**What you should do:**
Return all lines that include the string "suspected".
--------------------
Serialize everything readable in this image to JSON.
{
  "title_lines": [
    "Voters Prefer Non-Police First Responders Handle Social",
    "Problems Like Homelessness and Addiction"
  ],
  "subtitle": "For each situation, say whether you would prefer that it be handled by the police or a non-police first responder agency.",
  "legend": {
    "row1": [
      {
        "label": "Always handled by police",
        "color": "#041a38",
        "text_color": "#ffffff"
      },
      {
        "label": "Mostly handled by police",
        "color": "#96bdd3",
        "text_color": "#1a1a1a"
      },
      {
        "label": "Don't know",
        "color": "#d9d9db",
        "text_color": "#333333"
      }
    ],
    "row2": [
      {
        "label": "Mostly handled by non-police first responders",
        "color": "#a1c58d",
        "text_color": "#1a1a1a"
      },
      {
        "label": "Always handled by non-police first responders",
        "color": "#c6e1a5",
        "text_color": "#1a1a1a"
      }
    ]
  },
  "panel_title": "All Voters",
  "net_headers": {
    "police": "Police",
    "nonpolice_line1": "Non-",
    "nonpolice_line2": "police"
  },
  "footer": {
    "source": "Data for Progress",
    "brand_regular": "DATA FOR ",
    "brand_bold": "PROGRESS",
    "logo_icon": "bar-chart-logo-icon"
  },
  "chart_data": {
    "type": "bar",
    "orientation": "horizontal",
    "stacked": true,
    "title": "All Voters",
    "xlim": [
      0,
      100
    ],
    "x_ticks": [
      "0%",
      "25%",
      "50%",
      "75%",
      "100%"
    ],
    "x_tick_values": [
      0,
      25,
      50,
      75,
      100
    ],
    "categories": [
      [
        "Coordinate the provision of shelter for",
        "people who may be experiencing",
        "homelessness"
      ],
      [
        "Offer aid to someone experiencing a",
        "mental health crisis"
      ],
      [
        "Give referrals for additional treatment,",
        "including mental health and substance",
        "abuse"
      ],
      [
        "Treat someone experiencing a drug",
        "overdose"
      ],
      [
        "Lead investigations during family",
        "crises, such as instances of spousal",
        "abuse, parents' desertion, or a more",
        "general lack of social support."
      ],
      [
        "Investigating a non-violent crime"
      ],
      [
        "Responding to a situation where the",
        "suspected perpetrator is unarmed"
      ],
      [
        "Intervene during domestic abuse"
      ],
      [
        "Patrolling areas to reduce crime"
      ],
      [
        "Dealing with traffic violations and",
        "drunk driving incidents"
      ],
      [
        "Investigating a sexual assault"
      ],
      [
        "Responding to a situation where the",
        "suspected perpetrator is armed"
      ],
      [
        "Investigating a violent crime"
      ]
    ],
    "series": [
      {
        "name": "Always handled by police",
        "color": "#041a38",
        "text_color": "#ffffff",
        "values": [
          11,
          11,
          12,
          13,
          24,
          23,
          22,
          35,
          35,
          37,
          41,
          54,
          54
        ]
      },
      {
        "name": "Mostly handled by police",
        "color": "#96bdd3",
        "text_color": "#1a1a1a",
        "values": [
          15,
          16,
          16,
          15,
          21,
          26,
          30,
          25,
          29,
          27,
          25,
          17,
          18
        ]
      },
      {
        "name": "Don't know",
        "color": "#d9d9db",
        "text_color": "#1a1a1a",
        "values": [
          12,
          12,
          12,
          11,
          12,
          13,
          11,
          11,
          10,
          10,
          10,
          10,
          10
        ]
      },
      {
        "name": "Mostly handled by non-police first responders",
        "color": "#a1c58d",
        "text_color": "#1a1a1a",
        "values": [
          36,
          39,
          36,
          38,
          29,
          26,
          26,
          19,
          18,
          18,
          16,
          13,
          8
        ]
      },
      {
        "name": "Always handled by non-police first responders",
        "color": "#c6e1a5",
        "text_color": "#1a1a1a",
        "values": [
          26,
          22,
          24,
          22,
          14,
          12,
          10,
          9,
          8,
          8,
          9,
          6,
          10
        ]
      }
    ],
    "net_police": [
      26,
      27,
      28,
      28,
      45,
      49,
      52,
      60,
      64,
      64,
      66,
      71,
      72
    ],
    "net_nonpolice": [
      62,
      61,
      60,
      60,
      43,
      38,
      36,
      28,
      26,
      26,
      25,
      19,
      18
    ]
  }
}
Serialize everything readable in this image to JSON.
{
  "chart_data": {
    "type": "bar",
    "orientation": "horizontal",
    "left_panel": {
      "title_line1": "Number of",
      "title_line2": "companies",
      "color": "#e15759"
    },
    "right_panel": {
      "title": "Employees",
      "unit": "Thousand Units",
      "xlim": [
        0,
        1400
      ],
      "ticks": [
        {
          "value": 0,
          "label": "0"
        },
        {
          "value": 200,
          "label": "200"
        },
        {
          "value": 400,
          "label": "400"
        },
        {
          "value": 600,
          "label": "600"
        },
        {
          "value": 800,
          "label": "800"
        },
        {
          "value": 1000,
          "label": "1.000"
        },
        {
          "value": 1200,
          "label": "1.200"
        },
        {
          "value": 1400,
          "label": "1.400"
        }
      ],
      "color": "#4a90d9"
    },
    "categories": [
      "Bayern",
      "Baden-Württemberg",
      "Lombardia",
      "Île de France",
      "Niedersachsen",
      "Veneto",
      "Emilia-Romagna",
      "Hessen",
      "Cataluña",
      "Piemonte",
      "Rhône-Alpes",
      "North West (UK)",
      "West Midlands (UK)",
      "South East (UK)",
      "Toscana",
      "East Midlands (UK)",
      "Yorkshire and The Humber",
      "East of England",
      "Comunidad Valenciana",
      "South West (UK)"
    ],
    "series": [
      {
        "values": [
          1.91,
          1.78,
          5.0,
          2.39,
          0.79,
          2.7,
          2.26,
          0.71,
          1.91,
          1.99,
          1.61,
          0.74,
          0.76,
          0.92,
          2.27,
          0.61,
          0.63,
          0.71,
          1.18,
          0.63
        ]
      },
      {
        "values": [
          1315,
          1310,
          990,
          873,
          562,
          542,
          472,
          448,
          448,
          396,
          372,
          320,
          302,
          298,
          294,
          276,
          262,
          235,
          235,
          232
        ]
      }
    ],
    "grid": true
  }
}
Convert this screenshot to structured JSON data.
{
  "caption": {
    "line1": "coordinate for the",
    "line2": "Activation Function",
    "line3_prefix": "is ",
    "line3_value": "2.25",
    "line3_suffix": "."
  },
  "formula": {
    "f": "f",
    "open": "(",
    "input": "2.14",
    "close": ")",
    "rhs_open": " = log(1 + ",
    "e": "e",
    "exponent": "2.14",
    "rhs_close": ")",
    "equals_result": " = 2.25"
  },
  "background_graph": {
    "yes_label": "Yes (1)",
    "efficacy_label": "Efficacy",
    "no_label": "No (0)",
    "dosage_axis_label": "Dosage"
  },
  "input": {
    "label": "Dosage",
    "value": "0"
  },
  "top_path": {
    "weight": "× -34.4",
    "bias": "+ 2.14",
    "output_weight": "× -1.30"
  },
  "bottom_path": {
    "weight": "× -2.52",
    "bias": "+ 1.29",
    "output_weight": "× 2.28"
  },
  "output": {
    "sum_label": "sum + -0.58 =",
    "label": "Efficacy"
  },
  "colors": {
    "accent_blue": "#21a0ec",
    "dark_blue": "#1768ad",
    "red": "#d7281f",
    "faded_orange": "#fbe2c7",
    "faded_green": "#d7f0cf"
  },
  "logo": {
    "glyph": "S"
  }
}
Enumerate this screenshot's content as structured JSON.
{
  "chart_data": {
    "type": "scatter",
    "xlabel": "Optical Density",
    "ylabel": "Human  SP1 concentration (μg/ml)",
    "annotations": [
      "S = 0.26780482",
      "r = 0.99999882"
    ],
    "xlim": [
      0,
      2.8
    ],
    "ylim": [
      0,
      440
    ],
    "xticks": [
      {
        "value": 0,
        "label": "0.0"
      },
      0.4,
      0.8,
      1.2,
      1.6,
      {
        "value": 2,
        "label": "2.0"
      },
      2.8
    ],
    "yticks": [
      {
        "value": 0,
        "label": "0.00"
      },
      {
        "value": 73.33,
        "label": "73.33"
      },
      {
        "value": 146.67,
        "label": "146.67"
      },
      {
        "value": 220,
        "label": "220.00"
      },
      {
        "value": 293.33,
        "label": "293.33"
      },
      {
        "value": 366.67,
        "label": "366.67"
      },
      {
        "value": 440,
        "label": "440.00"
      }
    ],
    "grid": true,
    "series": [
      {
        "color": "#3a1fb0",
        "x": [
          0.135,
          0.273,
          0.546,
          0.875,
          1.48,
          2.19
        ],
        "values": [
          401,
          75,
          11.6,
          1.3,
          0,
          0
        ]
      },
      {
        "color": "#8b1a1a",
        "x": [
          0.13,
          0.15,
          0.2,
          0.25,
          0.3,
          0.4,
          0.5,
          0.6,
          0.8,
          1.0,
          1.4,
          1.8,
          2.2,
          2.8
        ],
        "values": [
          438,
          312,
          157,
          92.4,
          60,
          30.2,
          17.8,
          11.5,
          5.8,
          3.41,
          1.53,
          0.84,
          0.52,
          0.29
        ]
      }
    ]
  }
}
--------------------
**Expected answer:**
        "suspected perpetrator is unarmed"
        "suspected perpetrator is armed"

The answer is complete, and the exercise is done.